begin Provided data
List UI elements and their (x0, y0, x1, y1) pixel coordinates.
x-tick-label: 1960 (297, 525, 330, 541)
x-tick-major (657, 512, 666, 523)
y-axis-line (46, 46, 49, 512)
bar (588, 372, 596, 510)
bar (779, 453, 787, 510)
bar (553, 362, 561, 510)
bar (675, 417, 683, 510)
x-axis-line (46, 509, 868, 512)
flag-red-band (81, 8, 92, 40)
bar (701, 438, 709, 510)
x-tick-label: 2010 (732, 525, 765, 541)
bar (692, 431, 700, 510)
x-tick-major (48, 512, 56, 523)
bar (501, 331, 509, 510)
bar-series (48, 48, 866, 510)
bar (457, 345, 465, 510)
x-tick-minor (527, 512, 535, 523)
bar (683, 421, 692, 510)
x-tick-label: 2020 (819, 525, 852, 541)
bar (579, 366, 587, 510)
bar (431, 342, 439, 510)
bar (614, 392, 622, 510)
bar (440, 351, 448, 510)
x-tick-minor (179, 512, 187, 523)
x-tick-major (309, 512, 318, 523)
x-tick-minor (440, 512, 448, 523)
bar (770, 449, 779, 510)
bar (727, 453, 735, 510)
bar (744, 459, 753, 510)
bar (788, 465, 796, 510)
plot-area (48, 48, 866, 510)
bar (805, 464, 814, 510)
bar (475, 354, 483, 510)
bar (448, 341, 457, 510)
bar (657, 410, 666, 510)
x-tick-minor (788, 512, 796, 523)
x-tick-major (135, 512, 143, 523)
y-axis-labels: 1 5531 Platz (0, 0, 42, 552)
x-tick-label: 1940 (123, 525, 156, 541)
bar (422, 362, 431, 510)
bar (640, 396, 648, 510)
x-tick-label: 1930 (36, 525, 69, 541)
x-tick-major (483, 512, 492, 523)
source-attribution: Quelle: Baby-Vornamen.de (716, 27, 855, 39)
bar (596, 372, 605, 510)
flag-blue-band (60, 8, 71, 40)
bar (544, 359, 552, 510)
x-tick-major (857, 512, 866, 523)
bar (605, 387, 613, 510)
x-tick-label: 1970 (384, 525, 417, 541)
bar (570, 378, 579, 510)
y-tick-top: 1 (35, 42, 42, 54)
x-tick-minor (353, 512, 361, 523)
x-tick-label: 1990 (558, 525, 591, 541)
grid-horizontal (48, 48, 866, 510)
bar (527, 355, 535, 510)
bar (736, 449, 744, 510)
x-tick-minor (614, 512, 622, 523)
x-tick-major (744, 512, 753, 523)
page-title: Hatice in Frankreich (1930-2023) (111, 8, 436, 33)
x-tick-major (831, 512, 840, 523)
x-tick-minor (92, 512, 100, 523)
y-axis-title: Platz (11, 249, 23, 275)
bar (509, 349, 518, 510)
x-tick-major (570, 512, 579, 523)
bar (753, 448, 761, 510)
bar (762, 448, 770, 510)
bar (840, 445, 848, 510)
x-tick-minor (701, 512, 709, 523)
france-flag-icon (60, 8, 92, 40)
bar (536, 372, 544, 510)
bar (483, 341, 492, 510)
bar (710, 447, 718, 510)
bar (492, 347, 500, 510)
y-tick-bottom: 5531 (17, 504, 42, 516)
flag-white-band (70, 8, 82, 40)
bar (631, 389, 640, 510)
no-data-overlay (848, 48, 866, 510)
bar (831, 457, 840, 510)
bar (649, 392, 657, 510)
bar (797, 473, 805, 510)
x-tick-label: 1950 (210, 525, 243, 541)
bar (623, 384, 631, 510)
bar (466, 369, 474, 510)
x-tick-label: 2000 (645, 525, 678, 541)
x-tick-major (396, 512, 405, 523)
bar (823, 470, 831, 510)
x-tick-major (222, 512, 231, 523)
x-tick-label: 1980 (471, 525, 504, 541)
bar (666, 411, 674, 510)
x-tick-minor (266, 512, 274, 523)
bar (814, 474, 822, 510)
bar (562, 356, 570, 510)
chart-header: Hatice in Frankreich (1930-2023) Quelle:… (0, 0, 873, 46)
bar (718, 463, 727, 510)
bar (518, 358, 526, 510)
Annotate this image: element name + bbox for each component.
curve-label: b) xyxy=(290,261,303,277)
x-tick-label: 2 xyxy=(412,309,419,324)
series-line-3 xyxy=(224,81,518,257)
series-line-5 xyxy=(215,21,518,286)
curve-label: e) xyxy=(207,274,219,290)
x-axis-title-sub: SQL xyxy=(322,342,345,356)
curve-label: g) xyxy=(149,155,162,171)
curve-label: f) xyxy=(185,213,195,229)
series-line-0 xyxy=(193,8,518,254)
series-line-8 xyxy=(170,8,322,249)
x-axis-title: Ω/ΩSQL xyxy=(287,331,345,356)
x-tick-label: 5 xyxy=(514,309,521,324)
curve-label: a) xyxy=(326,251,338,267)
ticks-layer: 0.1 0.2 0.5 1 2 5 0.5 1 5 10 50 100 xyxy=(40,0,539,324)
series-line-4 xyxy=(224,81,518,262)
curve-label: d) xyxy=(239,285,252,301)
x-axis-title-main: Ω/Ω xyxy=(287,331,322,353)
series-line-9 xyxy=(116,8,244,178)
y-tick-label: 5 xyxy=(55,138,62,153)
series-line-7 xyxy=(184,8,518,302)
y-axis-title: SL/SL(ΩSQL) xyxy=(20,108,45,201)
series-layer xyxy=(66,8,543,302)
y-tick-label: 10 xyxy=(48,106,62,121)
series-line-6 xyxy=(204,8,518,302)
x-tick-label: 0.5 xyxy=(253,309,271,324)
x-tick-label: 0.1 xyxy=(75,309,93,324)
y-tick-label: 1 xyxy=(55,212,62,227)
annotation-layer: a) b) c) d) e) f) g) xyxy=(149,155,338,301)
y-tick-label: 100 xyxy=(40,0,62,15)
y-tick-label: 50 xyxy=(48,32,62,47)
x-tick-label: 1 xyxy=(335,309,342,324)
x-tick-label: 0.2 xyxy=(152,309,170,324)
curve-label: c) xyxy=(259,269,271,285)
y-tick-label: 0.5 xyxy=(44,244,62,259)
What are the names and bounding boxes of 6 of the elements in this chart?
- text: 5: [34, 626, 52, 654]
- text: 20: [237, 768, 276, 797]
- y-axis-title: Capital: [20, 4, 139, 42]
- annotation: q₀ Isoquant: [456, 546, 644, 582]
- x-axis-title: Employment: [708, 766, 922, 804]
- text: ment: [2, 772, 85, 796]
end Provided data
_Stated goal_.
Rewrite the records, starting at the beginning and ending at the line containing "x-tick-minor (701, 512, 709, 523)", with every "x-tick-label" changed to "x-axis-label" and nothing else altered.

_Reply_.
List UI elements and their (x0, y0, x1, y1) pixel coordinates.
x-axis-label: 1960 (297, 525, 330, 541)
x-tick-major (657, 512, 666, 523)
y-axis-line (46, 46, 49, 512)
bar (588, 372, 596, 510)
bar (779, 453, 787, 510)
bar (553, 362, 561, 510)
bar (675, 417, 683, 510)
x-axis-line (46, 509, 868, 512)
flag-red-band (81, 8, 92, 40)
bar (701, 438, 709, 510)
x-axis-label: 2010 (732, 525, 765, 541)
bar (692, 431, 700, 510)
x-tick-major (48, 512, 56, 523)
bar (501, 331, 509, 510)
bar-series (48, 48, 866, 510)
bar (457, 345, 465, 510)
x-tick-minor (527, 512, 535, 523)
bar (683, 421, 692, 510)
x-axis-label: 2020 (819, 525, 852, 541)
bar (579, 366, 587, 510)
bar (431, 342, 439, 510)
bar (614, 392, 622, 510)
bar (440, 351, 448, 510)
x-tick-minor (179, 512, 187, 523)
x-tick-major (309, 512, 318, 523)
x-tick-minor (440, 512, 448, 523)
bar (770, 449, 779, 510)
bar (727, 453, 735, 510)
bar (744, 459, 753, 510)
bar (788, 465, 796, 510)
plot-area (48, 48, 866, 510)
bar (805, 464, 814, 510)
bar (475, 354, 483, 510)
bar (448, 341, 457, 510)
bar (657, 410, 666, 510)
x-tick-minor (788, 512, 796, 523)
x-tick-major (135, 512, 143, 523)
y-axis-labels: 1 5531 Platz (0, 0, 42, 552)
x-axis-label: 1940 (123, 525, 156, 541)
bar (422, 362, 431, 510)
bar (640, 396, 648, 510)
x-axis-label: 1930 (36, 525, 69, 541)
x-tick-major (483, 512, 492, 523)
source-attribution: Quelle: Baby-Vornamen.de (716, 27, 855, 39)
bar (596, 372, 605, 510)
flag-blue-band (60, 8, 71, 40)
bar (544, 359, 552, 510)
x-tick-major (857, 512, 866, 523)
bar (605, 387, 613, 510)
x-axis-label: 1970 (384, 525, 417, 541)
bar (570, 378, 579, 510)
y-tick-top: 1 (35, 42, 42, 54)
x-tick-minor (353, 512, 361, 523)
x-axis-label: 1990 (558, 525, 591, 541)
grid-horizontal (48, 48, 866, 510)
bar (527, 355, 535, 510)
bar (736, 449, 744, 510)
x-tick-minor (614, 512, 622, 523)
x-tick-major (744, 512, 753, 523)
page-title: Hatice in Frankreich (1930-2023) (111, 8, 436, 33)
x-tick-major (831, 512, 840, 523)
x-tick-minor (92, 512, 100, 523)
y-axis-title: Platz (11, 249, 23, 275)
bar (509, 349, 518, 510)
x-tick-major (570, 512, 579, 523)
bar (753, 448, 761, 510)
bar (762, 448, 770, 510)
bar (840, 445, 848, 510)
x-tick-minor (701, 512, 709, 523)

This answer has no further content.